Passage fourni:
--------------------
Le 4 février 2022, lors d’une rencontre à Pékin, le président russe Vladimir Poutine et son homologue chinois Xi Jinping avaient d’ailleurs annoncé que leurs relations entraient dans une « nouvelle ère », celle d’une amitié « sans limite ».
Pékin et Moscou signent un méga-contrat pour un gazoduc qui reliera la Sibérie à la Mongolie et la Chine
Une amitié qui a une forte odeur de blé et d’hydrocarbures. Le jour de l’invasion de l’Ukraine, le 24 février 2022, la Chine a annoncé qu’elle levait les les restrictions aux importations de blé russe. Le 1er mars 2022, Moscou et Pékin ont signé un méga-contrat pour la construction d’un gazoduc qui traversera la Mongolie et la Chine, d’une capacité de 50 milliards de mètres cube par an, équivalente à celle de Nord Stream 2, et qui devrait rentrer en service d’ici 2025.
En 2014, c’est déjà à la suite de l’annexion de la Crimée et d’une première vague de sanctions économiques occidentales que la Russie et la Chine avaient décidé la construction du gazoduc Power of Siberia, long de 4 000 km et entré en fonction en 2019.
En 2021, les exportations de gaz naturel de Russie vers la Chine représentaient 16,5 milliards de mètres cube par an (soit à peine plus que ses exportations mensuelles classiques vers l’Europe). Ce chiffre devrait doubler d’ici 2025, et pourrait bien dépasser, à terme, les 60 milliards de mètres cube par gazoduc, auxquels s’ajouteraient des livraisons par GNL.
--------------------
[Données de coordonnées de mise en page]
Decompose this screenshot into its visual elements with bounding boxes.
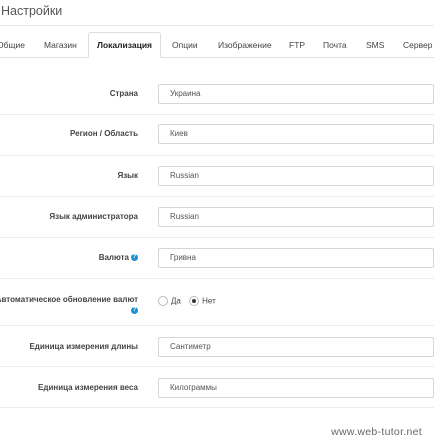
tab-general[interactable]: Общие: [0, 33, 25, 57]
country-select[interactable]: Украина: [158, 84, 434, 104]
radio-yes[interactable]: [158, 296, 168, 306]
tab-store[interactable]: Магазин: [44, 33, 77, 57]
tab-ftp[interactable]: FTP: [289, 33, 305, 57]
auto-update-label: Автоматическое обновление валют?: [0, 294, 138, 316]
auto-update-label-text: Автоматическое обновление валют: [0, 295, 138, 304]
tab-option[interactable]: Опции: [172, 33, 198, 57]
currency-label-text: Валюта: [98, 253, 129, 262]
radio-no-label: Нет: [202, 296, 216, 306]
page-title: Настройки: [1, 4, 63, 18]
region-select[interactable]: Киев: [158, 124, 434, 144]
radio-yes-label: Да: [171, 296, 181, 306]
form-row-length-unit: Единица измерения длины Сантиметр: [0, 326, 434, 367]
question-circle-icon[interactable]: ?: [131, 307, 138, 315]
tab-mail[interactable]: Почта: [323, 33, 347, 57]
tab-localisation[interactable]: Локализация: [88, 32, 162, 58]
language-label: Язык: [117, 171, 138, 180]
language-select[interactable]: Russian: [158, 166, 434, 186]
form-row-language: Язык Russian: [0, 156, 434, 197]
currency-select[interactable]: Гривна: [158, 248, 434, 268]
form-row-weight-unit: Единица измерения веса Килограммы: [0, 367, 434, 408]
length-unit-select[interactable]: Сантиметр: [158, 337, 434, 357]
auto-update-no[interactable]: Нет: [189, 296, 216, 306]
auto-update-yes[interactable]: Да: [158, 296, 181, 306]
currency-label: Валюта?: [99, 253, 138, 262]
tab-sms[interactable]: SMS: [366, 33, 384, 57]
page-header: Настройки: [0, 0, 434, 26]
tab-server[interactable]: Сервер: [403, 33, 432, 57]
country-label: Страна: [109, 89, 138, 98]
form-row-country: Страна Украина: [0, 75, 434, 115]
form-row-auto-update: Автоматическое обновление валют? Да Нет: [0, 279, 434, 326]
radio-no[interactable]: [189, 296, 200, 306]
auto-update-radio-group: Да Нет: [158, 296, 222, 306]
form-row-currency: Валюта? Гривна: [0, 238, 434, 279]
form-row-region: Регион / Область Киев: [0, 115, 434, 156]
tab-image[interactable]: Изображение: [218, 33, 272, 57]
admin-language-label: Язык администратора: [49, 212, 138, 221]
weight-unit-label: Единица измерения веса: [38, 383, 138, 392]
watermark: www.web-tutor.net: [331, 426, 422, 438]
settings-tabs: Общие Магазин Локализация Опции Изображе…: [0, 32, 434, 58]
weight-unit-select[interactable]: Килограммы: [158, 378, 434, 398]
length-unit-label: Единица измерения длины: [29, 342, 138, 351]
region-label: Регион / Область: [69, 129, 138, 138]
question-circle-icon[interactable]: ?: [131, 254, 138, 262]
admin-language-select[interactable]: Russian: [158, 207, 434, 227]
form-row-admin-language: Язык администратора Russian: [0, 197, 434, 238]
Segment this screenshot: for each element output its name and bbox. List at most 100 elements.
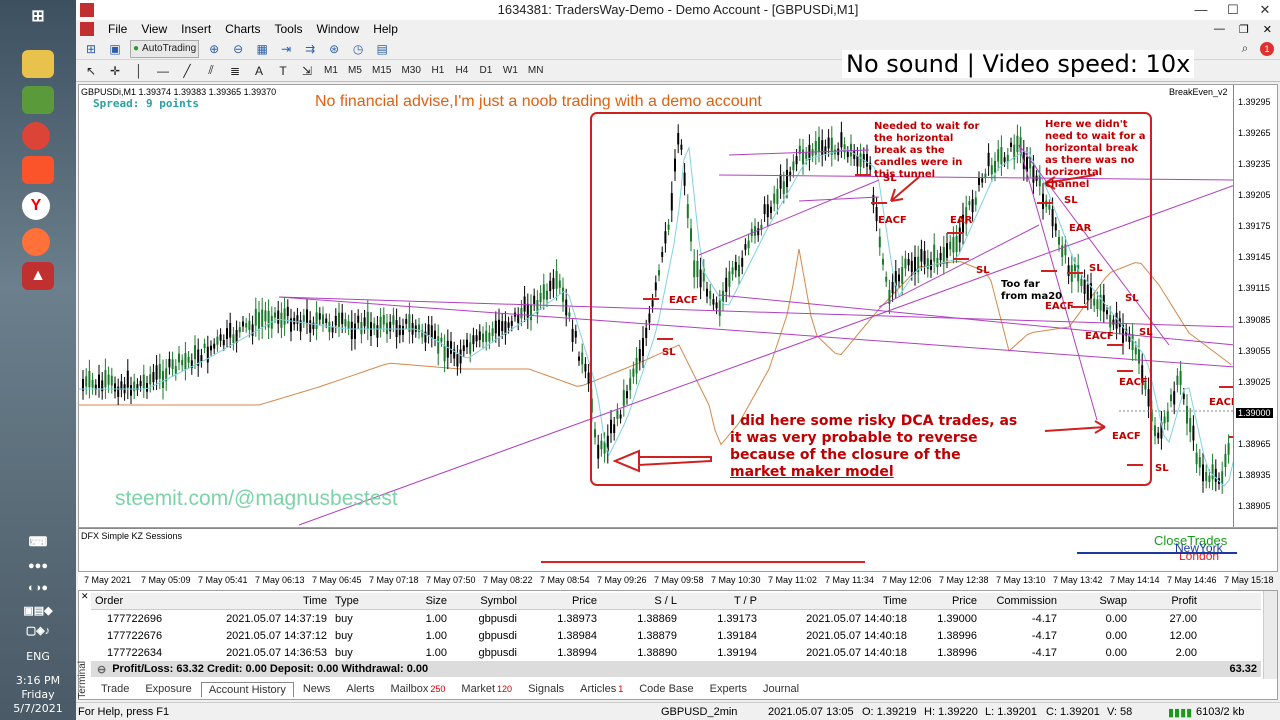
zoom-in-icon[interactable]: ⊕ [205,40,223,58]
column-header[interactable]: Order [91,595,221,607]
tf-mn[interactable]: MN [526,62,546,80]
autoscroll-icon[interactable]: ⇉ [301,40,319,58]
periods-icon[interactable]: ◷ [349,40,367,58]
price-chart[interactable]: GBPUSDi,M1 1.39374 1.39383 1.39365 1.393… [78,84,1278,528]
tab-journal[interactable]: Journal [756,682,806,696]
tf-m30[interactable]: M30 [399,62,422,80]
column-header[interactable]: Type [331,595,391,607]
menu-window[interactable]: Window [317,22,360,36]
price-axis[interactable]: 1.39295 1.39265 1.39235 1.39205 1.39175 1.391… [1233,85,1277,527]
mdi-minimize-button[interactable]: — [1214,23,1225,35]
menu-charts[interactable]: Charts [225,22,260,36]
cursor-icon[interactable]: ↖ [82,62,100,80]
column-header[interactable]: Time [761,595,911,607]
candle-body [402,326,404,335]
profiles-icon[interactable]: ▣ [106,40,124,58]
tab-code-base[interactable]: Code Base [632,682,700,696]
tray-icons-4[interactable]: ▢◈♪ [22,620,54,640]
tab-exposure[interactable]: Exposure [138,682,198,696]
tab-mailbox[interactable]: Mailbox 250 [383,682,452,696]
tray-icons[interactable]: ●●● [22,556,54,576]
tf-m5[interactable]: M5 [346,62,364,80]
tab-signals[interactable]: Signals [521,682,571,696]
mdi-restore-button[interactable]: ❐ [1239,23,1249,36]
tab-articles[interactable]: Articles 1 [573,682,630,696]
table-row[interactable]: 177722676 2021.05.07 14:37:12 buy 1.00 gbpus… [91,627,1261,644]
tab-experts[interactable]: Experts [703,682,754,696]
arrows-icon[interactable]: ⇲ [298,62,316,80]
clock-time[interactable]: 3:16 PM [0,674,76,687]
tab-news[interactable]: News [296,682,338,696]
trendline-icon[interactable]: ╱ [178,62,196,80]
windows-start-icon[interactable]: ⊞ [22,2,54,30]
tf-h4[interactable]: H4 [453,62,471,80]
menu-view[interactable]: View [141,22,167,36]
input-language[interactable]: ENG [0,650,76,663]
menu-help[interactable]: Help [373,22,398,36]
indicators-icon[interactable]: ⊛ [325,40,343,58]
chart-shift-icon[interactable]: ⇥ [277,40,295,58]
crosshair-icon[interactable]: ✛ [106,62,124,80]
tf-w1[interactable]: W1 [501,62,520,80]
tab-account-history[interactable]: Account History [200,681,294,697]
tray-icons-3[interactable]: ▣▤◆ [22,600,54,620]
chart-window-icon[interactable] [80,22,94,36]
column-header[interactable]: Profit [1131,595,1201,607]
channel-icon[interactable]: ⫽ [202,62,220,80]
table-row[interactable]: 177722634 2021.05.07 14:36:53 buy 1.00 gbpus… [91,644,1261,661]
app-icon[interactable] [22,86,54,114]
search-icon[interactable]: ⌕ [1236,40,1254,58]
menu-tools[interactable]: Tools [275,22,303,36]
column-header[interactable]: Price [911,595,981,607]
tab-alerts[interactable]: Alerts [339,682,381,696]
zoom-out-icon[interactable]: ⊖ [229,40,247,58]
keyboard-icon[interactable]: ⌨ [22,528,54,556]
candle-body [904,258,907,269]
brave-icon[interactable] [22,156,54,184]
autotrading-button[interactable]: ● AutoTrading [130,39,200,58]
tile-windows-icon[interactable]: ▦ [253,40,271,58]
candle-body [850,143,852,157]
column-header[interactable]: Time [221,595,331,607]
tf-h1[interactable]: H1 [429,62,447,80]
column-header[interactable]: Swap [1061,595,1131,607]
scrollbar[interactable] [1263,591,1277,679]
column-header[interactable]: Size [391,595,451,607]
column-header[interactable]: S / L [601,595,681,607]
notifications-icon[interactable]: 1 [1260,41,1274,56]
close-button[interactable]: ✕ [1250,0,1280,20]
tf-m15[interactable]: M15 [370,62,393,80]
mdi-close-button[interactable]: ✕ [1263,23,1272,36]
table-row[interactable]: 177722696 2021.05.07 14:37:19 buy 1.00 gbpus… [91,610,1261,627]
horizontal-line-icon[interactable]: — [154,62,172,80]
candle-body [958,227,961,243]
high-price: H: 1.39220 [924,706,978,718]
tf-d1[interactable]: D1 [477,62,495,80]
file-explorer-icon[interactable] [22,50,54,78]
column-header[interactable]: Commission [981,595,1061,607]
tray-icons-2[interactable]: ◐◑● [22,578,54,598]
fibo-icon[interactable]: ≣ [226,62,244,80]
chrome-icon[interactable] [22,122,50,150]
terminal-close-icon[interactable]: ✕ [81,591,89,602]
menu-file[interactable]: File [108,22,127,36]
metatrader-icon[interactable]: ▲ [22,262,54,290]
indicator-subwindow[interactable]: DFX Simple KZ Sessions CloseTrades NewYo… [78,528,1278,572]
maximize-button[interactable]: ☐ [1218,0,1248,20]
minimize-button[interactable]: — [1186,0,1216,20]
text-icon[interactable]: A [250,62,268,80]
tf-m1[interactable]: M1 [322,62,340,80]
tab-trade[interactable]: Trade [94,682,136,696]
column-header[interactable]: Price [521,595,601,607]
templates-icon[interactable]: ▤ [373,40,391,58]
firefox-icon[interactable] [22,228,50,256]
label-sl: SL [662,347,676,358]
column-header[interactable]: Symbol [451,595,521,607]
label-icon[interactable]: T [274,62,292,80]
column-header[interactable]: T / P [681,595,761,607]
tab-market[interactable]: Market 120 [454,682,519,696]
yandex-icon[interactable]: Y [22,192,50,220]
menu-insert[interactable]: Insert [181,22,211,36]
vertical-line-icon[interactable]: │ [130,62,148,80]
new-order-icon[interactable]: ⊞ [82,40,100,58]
--------------------
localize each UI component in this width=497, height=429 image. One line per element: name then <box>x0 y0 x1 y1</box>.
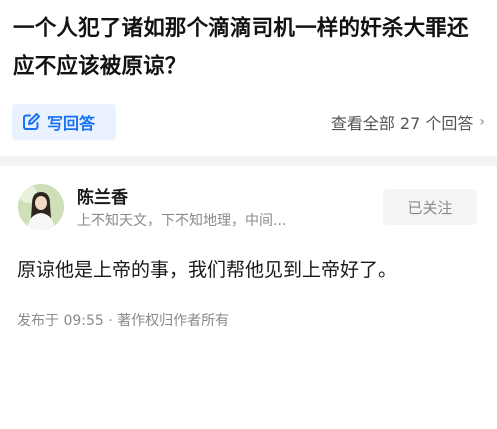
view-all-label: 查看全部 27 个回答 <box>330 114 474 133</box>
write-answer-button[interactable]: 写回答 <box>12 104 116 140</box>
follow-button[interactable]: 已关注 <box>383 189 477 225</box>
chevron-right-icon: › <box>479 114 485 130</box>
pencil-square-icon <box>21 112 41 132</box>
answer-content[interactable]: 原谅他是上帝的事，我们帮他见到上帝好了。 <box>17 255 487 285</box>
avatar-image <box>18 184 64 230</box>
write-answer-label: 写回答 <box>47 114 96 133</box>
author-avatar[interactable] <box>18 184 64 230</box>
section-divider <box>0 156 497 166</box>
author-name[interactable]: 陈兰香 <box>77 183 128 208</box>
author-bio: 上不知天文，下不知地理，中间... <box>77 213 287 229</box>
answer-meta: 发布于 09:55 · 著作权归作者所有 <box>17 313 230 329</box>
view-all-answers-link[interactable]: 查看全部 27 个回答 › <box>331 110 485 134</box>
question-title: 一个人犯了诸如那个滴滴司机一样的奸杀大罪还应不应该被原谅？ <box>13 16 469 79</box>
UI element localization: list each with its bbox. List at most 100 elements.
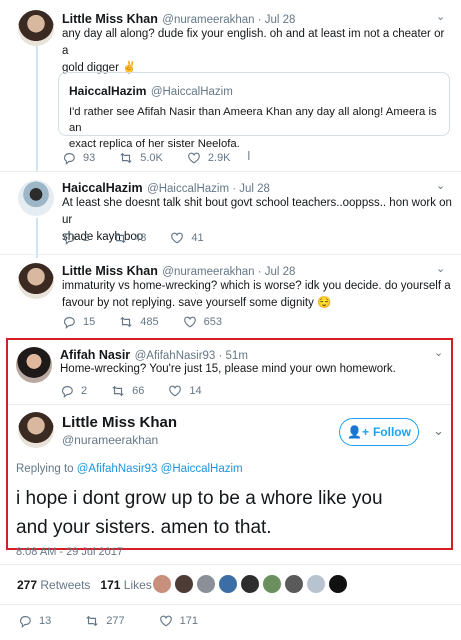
--------------------
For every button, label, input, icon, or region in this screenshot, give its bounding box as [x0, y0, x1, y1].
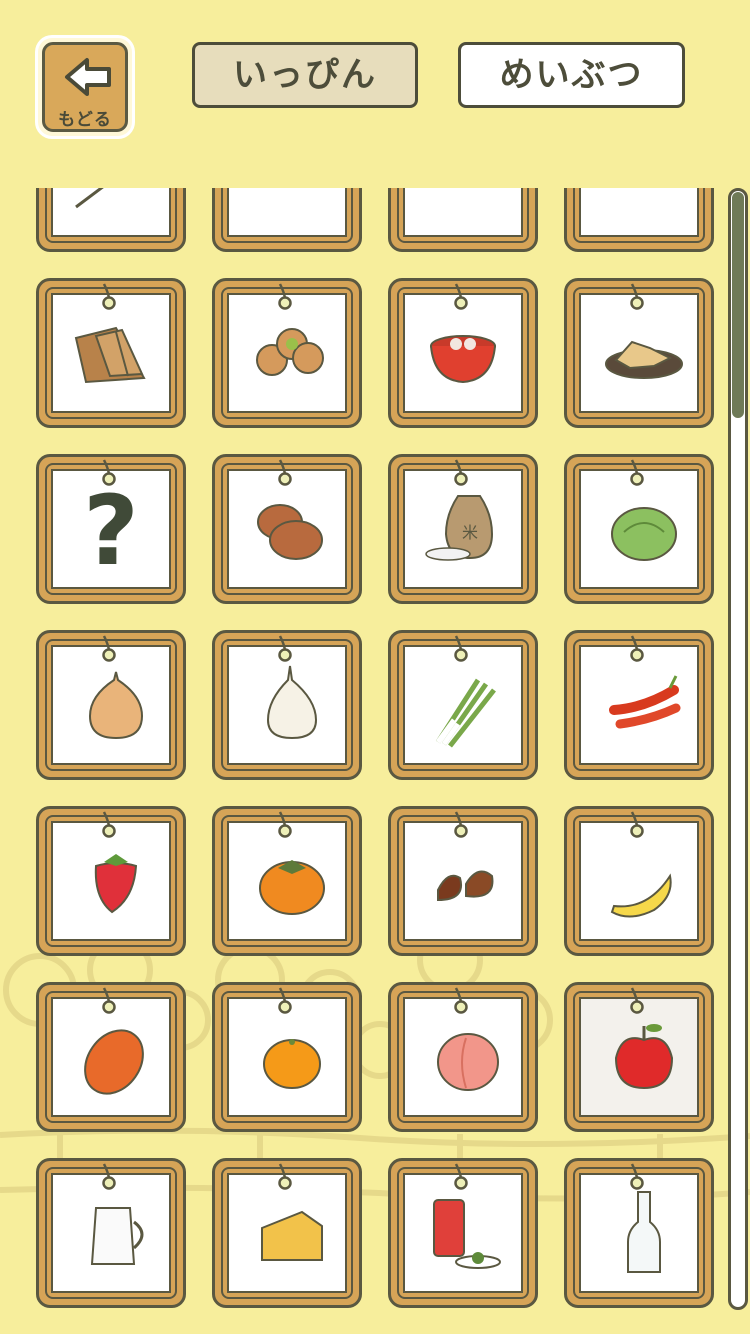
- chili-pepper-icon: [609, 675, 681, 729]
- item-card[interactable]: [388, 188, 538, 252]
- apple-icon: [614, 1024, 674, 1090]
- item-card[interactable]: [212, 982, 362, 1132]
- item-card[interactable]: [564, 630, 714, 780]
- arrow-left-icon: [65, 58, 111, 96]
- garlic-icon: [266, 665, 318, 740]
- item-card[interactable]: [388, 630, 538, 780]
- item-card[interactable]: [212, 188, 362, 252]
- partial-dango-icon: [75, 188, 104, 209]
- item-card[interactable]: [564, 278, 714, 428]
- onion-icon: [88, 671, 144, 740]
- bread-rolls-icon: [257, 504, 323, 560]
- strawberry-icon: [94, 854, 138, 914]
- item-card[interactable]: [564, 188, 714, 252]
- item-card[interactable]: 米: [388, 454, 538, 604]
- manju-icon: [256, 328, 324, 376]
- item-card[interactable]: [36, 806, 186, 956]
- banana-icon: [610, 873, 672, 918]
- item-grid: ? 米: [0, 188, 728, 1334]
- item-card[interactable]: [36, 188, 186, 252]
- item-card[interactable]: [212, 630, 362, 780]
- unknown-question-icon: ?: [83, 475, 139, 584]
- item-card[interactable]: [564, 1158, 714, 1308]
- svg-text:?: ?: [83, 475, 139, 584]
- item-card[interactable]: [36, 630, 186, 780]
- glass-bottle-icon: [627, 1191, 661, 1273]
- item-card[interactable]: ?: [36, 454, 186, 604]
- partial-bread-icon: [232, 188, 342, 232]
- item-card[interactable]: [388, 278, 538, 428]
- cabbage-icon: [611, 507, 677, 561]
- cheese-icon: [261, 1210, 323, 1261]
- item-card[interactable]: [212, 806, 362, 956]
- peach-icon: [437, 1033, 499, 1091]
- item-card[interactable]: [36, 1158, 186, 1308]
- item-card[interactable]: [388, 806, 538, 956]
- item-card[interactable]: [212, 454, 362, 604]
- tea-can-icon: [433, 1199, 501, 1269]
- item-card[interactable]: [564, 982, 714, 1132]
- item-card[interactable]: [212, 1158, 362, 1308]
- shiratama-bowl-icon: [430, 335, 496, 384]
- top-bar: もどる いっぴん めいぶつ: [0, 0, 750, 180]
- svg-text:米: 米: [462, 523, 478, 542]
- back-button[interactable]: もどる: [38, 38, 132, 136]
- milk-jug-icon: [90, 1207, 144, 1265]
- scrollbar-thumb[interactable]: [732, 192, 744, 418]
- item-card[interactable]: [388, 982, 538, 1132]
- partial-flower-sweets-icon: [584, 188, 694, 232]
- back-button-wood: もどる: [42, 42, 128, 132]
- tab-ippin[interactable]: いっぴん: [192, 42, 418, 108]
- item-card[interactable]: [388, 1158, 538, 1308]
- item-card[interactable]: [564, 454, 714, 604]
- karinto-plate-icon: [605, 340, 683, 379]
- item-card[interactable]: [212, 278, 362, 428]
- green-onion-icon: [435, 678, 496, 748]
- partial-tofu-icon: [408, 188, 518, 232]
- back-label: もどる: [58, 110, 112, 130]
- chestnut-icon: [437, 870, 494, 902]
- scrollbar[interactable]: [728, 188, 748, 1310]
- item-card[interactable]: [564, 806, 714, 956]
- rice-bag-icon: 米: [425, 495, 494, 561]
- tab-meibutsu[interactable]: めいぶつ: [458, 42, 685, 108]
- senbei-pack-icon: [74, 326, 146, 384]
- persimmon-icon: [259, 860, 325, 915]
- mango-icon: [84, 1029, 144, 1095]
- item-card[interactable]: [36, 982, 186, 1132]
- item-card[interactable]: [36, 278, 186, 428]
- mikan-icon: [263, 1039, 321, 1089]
--------------------
Objectifs:
(A) D'après le texte sur les relations entre la Russie et la Chine, en quelle année le gazoduc Power of Siberia est-il entré en fonction ?
(B) Poursuivez le texte sur les relations entre la Russie et la Chine à la suite de sa dernière phrase.
Les enregistrements n'ont aucun lien avec le texte sur les relations entre la Russie et la Chine.

Réponses ci-dessous:
(A) En 2019.

(B)
Une diversification nécessaire, mais pas de quoi compenser les exportations vers l’Union Européenne
De quoi certes renforcer les liens économiques entre les deux pays et compenser, un peu, la possible perte du marché européen par la Russie. Mais un peu seulement. « La Chine n’est pas véritablement en concurrence avec l’Europe car les gazoducs qui vont vers elle ne puisent pas dans les mêmes champs de gaz, mais cela montre indirectement la puissance de la Russie, qui fournissait déjà du pétrole à la Chine. Ce contrat reste néanmoins relativement petit par rapport à ce que la Russie fournit à l’Europe », pointe Anna Creti, professeur d’économie à l’université de Paris Dauphine-PSL, directrice scientifique de la Chaire Économie du Gaz Naturel et de la Chaire Économie du Climat, à nos collègues de Ouest France.
Bien sûr, la Russie peut aussi augmenter ses capacités de liquéfaction du gaz naturel, voir construire à terme un gazoduc pour relier les champs gaziers livrant l’Europe à la Chine. Sur le moyen terme, la stratégie peut sembler viable, et offrir une échapatoire en cas de rupture durable avec l’Occident.
La Russie a besoin de la Chine, beaucoup plus que la Chine n’a besoin de la Russie
Renforcer les liens avec la Chine semble donc une nécessité pour la Russie de Vladimir Poutine. Pour l’heure, la Chine représente environ 15 % des exportations russes et 20 % de ses importations. Nul doute que ces chiffres vont augmenter dans les années à venir.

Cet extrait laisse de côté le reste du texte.